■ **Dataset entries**
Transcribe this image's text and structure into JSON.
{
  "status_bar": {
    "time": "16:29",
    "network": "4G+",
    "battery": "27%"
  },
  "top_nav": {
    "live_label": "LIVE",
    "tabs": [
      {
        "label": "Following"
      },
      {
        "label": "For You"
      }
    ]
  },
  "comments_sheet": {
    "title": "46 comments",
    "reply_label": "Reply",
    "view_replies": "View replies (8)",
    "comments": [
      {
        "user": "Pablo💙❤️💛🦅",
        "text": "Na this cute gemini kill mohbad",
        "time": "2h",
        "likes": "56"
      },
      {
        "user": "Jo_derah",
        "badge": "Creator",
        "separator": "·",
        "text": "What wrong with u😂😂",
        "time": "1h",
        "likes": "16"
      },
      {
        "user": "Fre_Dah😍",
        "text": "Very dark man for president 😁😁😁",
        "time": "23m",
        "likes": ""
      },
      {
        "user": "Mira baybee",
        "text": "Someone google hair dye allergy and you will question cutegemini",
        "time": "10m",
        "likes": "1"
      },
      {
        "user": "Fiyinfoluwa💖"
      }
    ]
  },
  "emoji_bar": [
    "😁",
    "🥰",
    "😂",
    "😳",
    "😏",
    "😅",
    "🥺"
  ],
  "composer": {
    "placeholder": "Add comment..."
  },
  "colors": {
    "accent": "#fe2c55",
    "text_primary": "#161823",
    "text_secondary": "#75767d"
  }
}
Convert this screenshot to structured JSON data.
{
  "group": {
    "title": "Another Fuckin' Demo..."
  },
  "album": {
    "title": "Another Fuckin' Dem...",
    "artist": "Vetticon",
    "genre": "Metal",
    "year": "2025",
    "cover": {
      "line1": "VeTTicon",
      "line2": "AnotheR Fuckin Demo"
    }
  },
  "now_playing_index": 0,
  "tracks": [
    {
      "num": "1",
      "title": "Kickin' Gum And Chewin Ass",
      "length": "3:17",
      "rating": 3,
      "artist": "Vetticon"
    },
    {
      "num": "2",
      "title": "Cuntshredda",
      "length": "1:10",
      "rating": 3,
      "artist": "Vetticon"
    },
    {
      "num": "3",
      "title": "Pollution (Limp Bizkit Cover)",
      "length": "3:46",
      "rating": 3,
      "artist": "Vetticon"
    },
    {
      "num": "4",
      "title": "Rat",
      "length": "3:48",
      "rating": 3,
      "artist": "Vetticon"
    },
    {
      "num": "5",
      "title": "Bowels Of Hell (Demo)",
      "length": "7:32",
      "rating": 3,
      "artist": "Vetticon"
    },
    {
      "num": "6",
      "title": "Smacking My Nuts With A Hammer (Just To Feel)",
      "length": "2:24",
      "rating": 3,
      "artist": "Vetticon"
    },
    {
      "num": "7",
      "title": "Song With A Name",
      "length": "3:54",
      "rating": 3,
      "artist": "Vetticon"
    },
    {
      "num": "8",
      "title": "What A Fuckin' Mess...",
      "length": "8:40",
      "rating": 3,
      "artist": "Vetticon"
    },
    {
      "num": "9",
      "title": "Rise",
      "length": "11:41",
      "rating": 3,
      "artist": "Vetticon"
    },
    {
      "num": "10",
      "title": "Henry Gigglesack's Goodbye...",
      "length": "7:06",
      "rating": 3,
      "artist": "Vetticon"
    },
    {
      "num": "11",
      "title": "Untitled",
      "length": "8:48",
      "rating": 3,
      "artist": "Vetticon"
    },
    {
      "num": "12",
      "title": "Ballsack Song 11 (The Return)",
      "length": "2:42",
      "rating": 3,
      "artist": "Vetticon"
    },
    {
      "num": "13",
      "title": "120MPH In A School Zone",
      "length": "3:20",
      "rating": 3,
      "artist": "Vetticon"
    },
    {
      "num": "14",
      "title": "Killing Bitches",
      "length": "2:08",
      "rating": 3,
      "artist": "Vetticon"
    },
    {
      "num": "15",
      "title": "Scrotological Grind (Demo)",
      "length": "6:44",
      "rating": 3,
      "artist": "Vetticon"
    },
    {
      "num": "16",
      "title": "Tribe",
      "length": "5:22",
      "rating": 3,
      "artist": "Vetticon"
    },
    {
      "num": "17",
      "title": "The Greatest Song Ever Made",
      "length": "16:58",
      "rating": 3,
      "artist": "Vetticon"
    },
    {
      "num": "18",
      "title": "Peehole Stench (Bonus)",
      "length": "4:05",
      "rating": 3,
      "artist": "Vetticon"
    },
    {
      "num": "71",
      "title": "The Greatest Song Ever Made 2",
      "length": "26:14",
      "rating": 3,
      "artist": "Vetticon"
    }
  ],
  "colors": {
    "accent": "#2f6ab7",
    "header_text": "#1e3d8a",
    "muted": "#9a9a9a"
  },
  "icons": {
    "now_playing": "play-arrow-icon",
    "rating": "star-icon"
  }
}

■ **AIM**
Write out every entry verbatim.

■ **RESULT OF THIS TASK**
Transcribe this image's text and structure into JSON.
{
  "status_bar": {
    "time": "16:29",
    "network": "4G+",
    "battery": "27%"
  },
  "top_nav": {
    "live_label": "LIVE",
    "tabs": [
      {
        "label": "Following"
      },
      {
        "label": "For You"
      }
    ]
  },
  "comments_sheet": {
    "title": "46 comments",
    "reply_label": "Reply",
    "view_replies": "View replies (8)",
    "comments": [
      {
        "user": "Pablo💙❤️💛🦅",
        "text": "Na this cute gemini kill mohbad",
        "time": "2h",
        "likes": "56"
      },
      {
        "user": "Jo_derah",
        "badge": "Creator",
        "separator": "·",
        "text": "What wrong with u😂😂",
        "time": "1h",
        "likes": "16"
      },
      {
        "user": "Fre_Dah😍",
        "text": "Very dark man for president 😁😁😁",
        "time": "23m",
        "likes": ""
      },
      {
        "user": "Mira baybee",
        "text": "Someone google hair dye allergy and you will question cutegemini",
        "time": "10m",
        "likes": "1"
      },
      {
        "user": "Fiyinfoluwa💖"
      }
    ]
  },
  "emoji_bar": [
    "😁",
    "🥰",
    "😂",
    "😳",
    "😏",
    "😅",
    "🥺"
  ],
  "composer": {
    "placeholder": "Add comment..."
  },
  "colors": {
    "accent": "#fe2c55",
    "text_primary": "#161823",
    "text_secondary": "#75767d"
  }
}
Convert this screenshot to structured JSON data.
{
  "group": {
    "title": "Another Fuckin' Demo..."
  },
  "album": {
    "title": "Another Fuckin' Dem...",
    "artist": "Vetticon",
    "genre": "Metal",
    "year": "2025",
    "cover": {
      "line1": "VeTTicon",
      "line2": "AnotheR Fuckin Demo"
    }
  },
  "now_playing_index": 0,
  "tracks": [
    {
      "num": "1",
      "title": "Kickin' Gum And Chewin Ass",
      "length": "3:17",
      "rating": 3,
      "artist": "Vetticon"
    },
    {
      "num": "2",
      "title": "Cuntshredda",
      "length": "1:10",
      "rating": 3,
      "artist": "Vetticon"
    },
    {
      "num": "3",
      "title": "Pollution (Limp Bizkit Cover)",
      "length": "3:46",
      "rating": 3,
      "artist": "Vetticon"
    },
    {
      "num": "4",
      "title": "Rat",
      "length": "3:48",
      "rating": 3,
      "artist": "Vetticon"
    },
    {
      "num": "5",
      "title": "Bowels Of Hell (Demo)",
      "length": "7:32",
      "rating": 3,
      "artist": "Vetticon"
    },
    {
      "num": "6",
      "title": "Smacking My Nuts With A Hammer (Just To Feel)",
      "length": "2:24",
      "rating": 3,
      "artist": "Vetticon"
    },
    {
      "num": "7",
      "title": "Song With A Name",
      "length": "3:54",
      "rating": 3,
      "artist": "Vetticon"
    },
    {
      "num": "8",
      "title": "What A Fuckin' Mess...",
      "length": "8:40",
      "rating": 3,
      "artist": "Vetticon"
    },
    {
      "num": "9",
      "title": "Rise",
      "length": "11:41",
      "rating": 3,
      "artist": "Vetticon"
    },
    {
      "num": "10",
      "title": "Henry Gigglesack's Goodbye...",
      "length": "7:06",
      "rating": 3,
      "artist": "Vetticon"
    },
    {
      "num": "11",
      "title": "Untitled",
      "length": "8:48",
      "rating": 3,
      "artist": "Vetticon"
    },
    {
      "num": "12",
      "title": "Ballsack Song 11 (The Return)",
      "length": "2:42",
      "rating": 3,
      "artist": "Vetticon"
    },
    {
      "num": "13",
      "title": "120MPH In A School Zone",
      "length": "3:20",
      "rating": 3,
      "artist": "Vetticon"
    },
    {
      "num": "14",
      "title": "Killing Bitches",
      "length": "2:08",
      "rating": 3,
      "artist": "Vetticon"
    },
    {
      "num": "15",
      "title": "Scrotological Grind (Demo)",
      "length": "6:44",
      "rating": 3,
      "artist": "Vetticon"
    },
    {
      "num": "16",
      "title": "Tribe",
      "length": "5:22",
      "rating": 3,
      "artist": "Vetticon"
    },
    {
      "num": "17",
      "title": "The Greatest Song Ever Made",
      "length": "16:58",
      "rating": 3,
      "artist": "Vetticon"
    },
    {
      "num": "18",
      "title": "Peehole Stench (Bonus)",
      "length": "4:05",
      "rating": 3,
      "artist": "Vetticon"
    },
    {
      "num": "71",
      "title": "The Greatest Song Ever Made 2",
      "length": "26:14",
      "rating": 3,
      "artist": "Vetticon"
    }
  ],
  "colors": {
    "accent": "#2f6ab7",
    "header_text": "#1e3d8a",
    "muted": "#9a9a9a"
  },
  "icons": {
    "now_playing": "play-arrow-icon",
    "rating": "star-icon"
  }
}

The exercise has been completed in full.